* begin Source material *

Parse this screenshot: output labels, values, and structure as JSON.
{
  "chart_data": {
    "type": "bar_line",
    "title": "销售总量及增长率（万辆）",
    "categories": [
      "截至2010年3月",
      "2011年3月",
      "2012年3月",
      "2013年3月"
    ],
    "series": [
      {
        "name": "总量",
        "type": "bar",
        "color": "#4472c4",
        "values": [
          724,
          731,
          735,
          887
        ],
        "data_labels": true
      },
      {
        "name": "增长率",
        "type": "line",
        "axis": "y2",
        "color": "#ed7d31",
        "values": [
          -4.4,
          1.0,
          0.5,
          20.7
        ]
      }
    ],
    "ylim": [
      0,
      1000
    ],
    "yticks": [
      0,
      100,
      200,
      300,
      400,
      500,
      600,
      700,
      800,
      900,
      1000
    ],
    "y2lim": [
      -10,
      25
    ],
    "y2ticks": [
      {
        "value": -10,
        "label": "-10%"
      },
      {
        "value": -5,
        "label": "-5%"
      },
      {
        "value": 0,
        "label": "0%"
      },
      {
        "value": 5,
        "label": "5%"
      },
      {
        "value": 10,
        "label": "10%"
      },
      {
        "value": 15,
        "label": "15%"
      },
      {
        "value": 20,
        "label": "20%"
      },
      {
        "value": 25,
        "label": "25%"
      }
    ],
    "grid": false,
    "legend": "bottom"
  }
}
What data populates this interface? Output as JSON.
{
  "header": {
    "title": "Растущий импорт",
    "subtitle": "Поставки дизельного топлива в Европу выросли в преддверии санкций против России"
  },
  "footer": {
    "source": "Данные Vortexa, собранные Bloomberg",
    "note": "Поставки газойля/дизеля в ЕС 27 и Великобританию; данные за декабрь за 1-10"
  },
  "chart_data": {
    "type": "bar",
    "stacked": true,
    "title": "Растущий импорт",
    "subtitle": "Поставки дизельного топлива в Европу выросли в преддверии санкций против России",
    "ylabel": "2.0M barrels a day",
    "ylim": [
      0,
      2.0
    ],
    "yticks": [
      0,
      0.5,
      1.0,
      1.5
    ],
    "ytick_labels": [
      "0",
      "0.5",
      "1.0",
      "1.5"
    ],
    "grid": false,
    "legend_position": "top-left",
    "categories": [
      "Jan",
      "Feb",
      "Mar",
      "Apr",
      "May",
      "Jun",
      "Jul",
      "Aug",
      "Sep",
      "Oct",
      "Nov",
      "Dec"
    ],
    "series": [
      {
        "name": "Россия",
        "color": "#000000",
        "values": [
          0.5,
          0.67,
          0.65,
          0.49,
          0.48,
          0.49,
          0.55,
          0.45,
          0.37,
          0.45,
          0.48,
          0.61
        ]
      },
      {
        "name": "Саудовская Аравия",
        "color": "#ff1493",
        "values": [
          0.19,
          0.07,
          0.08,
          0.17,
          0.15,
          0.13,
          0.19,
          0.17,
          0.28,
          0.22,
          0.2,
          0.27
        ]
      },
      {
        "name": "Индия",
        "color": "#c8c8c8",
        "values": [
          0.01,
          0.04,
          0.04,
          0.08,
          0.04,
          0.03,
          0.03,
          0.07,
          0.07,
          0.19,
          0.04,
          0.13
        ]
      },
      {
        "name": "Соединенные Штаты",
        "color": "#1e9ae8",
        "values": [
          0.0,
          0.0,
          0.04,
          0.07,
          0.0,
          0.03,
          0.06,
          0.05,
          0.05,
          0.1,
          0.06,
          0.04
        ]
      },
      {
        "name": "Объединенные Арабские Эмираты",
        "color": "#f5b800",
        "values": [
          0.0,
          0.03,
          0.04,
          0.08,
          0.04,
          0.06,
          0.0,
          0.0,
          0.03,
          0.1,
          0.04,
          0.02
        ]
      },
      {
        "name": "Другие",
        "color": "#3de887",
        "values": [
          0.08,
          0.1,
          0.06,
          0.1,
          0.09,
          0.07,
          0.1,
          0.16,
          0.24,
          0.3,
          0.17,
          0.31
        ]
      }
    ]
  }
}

* end Source material *

Read through the entries and copy each line in which "Поставки" appears.

Solution for this task:
    "subtitle": "Поставки дизельного топлива в Европу выросли в преддверии санкций против России"
    "note": "Поставки газойля/дизеля в ЕС 27 и Великобританию; данные за декабрь за 1-10"
    "subtitle": "Поставки дизельного топлива в Европу выросли в преддверии санкций против России",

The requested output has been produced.